• _DATA RECORDS_
----------
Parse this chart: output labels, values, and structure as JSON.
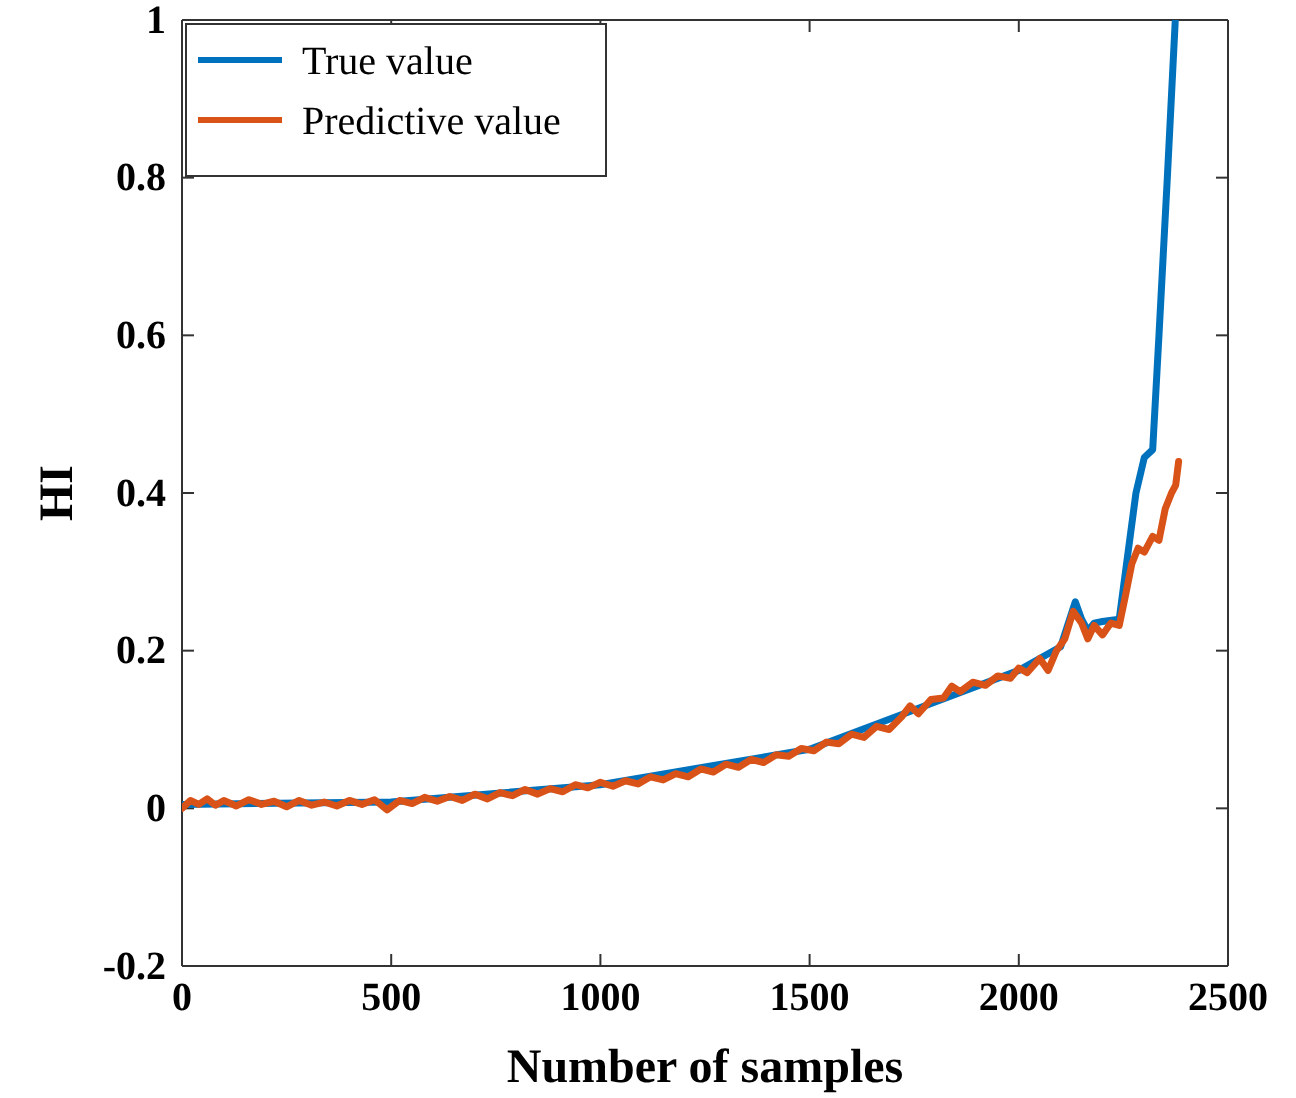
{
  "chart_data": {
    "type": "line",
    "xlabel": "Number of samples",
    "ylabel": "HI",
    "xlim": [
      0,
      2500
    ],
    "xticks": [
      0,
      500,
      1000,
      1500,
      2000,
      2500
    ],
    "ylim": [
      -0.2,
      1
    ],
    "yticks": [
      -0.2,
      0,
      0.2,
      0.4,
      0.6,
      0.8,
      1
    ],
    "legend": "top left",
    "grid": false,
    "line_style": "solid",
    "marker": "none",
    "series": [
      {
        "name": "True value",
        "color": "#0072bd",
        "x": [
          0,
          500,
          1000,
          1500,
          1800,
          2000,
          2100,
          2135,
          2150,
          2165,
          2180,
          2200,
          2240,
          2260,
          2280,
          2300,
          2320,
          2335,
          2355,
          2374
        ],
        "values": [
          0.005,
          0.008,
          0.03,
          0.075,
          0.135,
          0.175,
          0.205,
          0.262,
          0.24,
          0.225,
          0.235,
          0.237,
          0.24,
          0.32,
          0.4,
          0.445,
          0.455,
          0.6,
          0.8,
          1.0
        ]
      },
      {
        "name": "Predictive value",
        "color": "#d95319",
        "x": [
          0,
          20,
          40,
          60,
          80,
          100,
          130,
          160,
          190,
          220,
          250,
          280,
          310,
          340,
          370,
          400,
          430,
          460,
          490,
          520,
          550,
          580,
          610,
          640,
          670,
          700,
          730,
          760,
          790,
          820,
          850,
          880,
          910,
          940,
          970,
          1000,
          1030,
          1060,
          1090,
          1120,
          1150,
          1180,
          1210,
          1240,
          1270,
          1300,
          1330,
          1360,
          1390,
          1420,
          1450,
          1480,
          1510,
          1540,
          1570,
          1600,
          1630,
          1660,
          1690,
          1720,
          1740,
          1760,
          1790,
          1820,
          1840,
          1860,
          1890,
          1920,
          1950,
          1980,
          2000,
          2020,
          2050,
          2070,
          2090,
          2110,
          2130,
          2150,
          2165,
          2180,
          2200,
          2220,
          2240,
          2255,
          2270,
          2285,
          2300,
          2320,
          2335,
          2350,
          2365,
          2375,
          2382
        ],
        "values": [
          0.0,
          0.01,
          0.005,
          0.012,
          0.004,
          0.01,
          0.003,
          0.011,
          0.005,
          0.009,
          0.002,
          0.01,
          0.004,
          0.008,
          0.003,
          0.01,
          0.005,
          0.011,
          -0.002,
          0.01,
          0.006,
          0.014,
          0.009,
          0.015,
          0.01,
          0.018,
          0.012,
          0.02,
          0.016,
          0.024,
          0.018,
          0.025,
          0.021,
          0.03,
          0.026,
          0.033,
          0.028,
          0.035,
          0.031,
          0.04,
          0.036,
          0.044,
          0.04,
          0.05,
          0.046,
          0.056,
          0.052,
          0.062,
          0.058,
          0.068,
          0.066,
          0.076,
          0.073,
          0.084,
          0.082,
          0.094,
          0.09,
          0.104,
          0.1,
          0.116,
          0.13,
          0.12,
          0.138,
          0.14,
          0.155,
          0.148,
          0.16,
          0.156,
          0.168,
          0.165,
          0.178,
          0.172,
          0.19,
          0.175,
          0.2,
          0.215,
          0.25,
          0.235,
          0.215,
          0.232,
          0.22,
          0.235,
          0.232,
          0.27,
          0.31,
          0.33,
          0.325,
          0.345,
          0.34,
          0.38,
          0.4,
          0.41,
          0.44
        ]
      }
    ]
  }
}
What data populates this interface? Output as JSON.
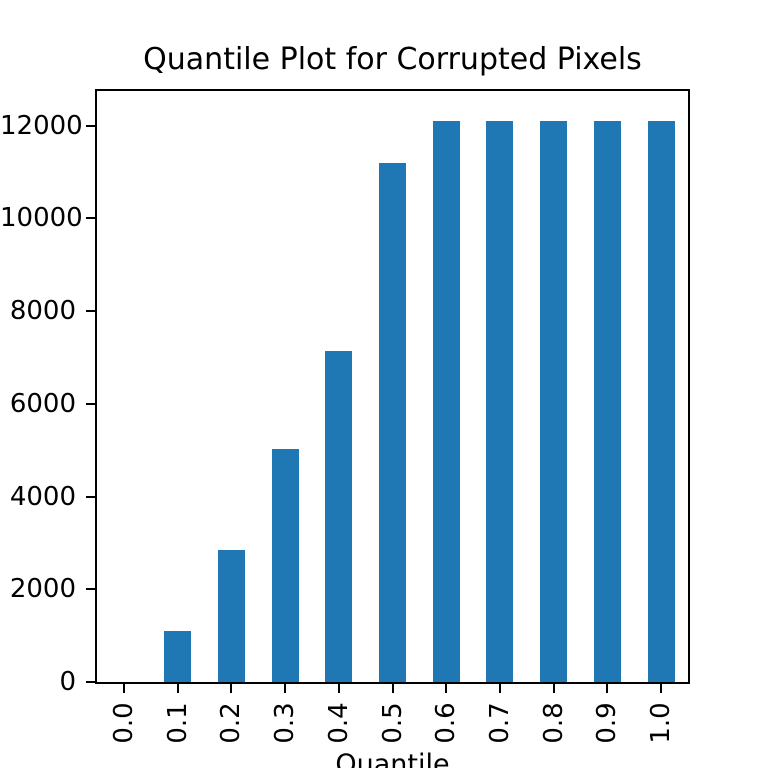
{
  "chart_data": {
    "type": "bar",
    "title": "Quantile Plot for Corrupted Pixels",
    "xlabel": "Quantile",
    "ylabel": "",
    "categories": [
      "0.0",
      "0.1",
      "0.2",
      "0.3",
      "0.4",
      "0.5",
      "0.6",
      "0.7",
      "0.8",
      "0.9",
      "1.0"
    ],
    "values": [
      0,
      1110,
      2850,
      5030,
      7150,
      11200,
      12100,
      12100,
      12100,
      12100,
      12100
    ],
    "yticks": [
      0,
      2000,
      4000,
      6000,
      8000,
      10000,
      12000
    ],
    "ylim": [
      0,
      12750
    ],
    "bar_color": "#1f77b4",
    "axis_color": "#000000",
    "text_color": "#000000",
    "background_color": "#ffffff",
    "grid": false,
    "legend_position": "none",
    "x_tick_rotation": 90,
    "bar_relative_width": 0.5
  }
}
----------
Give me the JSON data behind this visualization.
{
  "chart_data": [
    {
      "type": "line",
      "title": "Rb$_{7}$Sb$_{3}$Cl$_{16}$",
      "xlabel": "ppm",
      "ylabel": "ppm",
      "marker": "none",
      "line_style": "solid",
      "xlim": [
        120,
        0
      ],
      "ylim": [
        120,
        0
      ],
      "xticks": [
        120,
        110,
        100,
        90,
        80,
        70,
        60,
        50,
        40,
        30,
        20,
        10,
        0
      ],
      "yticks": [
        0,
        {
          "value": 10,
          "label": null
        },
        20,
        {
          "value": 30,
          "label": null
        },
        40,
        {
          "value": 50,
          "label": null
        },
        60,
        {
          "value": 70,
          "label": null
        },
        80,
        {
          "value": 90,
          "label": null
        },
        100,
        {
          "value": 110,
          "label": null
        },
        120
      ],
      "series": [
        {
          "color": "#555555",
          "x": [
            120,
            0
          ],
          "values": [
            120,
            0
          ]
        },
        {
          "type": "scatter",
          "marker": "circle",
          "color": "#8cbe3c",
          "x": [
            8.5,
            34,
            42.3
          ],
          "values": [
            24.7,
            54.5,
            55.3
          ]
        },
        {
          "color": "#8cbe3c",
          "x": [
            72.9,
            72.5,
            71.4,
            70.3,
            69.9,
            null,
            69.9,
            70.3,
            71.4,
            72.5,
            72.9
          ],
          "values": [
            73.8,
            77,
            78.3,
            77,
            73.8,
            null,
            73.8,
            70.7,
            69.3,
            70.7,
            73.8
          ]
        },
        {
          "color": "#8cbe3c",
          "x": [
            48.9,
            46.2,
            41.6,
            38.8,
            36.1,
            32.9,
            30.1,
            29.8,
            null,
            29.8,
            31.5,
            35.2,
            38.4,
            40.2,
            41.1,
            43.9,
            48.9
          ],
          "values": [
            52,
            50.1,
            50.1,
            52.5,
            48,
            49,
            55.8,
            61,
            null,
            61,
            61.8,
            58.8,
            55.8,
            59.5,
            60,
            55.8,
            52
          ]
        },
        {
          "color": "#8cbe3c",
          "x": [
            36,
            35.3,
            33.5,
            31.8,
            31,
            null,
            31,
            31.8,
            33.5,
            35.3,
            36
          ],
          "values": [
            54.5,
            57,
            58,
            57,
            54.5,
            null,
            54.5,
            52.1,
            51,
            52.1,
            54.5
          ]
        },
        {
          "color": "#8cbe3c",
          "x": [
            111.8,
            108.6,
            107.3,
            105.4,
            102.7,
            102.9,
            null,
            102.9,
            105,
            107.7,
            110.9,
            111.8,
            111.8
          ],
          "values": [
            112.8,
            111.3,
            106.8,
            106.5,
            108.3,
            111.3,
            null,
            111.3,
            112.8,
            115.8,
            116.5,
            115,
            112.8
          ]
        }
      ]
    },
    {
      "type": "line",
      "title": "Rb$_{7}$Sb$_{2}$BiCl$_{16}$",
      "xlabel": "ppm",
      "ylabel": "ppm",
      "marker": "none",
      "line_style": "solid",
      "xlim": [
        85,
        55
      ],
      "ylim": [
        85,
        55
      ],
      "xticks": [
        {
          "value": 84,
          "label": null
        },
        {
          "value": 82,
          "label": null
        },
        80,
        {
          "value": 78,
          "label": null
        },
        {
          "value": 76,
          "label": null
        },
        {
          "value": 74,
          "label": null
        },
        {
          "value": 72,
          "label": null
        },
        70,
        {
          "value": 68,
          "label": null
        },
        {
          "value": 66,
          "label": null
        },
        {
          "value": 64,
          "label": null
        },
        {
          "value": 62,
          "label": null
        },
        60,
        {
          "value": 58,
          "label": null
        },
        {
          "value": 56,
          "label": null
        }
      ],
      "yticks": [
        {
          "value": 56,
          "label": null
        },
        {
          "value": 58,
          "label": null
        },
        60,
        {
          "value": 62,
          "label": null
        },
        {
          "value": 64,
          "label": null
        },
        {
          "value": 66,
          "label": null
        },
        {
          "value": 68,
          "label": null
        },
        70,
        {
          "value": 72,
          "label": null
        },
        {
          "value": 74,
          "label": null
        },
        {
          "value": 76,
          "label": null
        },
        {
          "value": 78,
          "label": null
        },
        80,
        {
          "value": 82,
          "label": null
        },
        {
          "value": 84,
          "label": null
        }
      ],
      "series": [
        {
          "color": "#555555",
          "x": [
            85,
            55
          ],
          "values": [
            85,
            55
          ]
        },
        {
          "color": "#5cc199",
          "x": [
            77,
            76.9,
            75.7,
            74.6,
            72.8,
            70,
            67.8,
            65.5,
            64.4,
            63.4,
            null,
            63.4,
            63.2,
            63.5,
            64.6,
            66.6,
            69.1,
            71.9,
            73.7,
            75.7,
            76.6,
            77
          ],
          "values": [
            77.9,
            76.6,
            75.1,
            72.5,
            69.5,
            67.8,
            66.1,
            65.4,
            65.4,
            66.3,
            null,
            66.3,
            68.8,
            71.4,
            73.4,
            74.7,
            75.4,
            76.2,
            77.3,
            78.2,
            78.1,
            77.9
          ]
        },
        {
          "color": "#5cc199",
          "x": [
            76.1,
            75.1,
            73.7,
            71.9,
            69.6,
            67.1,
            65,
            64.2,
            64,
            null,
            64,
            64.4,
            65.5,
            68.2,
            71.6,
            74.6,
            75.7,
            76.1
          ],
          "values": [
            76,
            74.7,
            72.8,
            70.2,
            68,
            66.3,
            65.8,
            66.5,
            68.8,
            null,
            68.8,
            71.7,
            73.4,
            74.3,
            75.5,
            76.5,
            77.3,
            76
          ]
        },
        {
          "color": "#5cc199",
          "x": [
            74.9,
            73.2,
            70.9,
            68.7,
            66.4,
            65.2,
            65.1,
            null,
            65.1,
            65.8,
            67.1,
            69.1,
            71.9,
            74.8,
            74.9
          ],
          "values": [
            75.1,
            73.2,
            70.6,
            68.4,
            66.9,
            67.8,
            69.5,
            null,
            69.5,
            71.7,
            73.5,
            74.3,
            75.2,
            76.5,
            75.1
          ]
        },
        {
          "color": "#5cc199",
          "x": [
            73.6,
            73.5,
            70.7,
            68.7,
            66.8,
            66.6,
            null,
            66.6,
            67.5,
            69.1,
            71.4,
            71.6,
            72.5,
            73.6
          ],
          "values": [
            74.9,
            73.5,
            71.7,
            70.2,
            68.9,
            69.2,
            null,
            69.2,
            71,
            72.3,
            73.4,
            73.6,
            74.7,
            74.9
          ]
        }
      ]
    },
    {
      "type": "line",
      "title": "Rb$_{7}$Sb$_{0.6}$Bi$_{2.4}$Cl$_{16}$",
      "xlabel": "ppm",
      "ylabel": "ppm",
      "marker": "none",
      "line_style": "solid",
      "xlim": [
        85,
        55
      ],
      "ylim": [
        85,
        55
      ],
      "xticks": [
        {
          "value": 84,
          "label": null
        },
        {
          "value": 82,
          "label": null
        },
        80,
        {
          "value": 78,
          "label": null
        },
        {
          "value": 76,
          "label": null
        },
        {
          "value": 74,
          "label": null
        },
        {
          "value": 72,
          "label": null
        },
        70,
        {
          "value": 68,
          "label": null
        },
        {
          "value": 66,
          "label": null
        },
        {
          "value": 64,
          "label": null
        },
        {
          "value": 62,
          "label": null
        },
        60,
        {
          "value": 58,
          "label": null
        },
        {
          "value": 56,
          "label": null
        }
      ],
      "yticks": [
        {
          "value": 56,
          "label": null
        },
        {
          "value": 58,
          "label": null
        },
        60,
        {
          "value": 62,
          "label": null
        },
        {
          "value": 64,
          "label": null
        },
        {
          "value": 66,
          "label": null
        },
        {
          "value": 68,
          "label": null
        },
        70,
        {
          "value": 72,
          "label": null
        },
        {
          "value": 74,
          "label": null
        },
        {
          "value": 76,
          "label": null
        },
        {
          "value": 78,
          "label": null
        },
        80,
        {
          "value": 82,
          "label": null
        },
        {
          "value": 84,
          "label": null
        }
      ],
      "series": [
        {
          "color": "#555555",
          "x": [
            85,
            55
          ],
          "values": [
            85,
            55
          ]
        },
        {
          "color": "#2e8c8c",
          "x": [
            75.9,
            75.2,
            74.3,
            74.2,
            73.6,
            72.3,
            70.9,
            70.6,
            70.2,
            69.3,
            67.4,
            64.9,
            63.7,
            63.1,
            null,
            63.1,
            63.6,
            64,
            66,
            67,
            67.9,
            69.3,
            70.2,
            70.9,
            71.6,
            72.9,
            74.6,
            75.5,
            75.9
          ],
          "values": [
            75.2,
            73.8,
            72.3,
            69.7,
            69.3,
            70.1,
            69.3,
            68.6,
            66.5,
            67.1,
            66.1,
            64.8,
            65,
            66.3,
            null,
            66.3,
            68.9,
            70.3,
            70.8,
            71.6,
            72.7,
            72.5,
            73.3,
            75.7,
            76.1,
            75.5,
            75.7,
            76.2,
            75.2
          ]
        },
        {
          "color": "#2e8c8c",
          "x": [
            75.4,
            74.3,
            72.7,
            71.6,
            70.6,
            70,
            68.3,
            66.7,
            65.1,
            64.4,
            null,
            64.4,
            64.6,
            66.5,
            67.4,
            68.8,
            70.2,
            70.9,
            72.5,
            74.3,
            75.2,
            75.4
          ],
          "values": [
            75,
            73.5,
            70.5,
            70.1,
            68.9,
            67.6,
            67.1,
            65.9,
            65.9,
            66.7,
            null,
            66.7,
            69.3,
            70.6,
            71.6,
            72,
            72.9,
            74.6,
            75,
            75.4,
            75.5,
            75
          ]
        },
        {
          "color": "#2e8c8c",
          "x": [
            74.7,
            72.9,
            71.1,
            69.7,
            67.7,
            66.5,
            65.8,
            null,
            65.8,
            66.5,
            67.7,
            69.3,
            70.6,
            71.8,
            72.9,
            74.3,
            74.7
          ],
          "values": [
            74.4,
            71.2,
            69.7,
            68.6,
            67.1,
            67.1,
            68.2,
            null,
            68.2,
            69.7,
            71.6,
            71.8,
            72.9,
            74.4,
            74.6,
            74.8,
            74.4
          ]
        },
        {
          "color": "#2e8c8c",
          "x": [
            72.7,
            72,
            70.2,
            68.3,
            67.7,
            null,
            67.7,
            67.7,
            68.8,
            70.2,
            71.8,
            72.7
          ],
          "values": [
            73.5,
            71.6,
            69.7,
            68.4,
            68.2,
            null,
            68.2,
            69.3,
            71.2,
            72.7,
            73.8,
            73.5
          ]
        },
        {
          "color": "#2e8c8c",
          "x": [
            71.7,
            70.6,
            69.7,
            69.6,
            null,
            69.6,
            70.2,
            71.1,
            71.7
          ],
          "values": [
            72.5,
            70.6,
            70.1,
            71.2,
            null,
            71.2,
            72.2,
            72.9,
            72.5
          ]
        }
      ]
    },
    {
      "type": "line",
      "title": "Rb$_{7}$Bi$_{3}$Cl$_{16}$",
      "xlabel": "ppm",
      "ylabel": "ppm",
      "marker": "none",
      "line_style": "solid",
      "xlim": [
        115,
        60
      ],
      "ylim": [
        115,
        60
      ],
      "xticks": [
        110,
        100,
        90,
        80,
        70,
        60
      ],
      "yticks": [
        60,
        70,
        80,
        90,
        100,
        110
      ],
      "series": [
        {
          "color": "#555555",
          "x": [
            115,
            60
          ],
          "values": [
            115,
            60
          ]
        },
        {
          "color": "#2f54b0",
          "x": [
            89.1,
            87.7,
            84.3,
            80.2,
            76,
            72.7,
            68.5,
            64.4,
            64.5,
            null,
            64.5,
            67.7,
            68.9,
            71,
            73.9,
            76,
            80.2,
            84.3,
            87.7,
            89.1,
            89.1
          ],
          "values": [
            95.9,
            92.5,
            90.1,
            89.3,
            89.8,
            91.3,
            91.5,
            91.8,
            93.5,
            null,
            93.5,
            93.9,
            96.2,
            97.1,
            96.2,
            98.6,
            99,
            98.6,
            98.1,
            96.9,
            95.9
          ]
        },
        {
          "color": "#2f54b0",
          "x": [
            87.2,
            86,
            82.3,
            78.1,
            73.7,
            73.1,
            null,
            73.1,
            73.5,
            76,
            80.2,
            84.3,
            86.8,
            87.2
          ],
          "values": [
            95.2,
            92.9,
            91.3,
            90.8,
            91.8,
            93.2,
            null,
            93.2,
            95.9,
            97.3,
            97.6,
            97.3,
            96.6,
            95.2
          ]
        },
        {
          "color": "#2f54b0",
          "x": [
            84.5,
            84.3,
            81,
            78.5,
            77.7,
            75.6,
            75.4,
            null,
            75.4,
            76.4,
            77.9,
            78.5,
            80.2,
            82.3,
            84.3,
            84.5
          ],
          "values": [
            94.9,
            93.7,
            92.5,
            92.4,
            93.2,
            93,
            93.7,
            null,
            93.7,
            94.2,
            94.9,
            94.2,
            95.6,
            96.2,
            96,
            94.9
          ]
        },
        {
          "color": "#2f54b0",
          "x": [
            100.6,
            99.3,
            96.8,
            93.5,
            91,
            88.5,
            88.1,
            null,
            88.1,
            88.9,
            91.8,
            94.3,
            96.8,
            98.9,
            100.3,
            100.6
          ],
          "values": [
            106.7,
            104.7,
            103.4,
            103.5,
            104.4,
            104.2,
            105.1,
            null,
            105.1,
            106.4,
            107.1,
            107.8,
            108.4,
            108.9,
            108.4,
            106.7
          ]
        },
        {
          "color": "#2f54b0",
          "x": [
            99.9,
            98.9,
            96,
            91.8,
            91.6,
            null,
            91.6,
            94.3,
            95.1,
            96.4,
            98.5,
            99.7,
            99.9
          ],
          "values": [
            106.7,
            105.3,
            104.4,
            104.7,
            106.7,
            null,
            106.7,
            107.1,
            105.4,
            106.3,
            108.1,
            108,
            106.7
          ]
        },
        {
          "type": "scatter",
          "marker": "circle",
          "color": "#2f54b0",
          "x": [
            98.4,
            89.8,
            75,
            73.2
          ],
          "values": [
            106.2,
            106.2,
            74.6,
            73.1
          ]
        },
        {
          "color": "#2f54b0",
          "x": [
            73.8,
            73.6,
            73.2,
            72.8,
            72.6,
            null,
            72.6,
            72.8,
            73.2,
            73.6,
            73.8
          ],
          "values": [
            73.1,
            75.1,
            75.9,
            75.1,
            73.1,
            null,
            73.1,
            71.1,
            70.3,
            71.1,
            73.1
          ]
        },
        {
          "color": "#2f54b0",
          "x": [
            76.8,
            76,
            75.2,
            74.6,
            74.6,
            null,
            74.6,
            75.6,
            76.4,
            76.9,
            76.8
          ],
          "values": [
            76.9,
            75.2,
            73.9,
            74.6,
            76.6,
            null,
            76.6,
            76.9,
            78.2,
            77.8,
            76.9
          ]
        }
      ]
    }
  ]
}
----------
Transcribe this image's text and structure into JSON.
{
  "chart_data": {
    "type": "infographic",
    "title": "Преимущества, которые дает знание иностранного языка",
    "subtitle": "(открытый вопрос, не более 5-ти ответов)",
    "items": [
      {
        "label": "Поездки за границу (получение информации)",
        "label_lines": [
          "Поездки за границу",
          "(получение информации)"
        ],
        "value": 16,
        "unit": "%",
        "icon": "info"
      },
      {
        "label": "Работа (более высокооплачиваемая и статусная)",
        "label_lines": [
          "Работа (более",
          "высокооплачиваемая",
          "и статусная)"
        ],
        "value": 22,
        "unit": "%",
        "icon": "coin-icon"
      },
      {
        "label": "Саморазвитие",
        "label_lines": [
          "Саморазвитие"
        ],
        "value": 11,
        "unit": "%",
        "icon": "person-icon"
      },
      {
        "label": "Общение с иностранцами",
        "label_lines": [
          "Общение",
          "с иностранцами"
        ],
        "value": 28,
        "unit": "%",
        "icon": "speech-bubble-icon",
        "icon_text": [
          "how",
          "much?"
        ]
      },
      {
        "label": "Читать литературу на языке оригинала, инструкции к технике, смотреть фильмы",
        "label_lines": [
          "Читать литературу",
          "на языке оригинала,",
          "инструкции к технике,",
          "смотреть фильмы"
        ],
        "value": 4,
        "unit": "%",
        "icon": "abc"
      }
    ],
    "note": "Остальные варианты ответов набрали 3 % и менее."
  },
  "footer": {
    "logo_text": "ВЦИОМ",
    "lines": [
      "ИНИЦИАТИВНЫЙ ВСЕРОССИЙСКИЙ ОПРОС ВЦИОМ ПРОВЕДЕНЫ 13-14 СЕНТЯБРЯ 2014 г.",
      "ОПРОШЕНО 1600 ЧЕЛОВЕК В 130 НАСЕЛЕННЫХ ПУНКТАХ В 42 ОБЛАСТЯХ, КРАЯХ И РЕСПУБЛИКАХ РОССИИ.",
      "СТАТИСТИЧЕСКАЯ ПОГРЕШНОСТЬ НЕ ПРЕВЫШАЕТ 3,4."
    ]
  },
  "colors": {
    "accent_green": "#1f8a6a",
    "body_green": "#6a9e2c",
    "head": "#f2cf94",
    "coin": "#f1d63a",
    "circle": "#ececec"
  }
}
----------
• _EXERCISE BRIEF_
In the records above, how many lines hold the string "статусная"? Reply with only the number.

• _REPLY_
2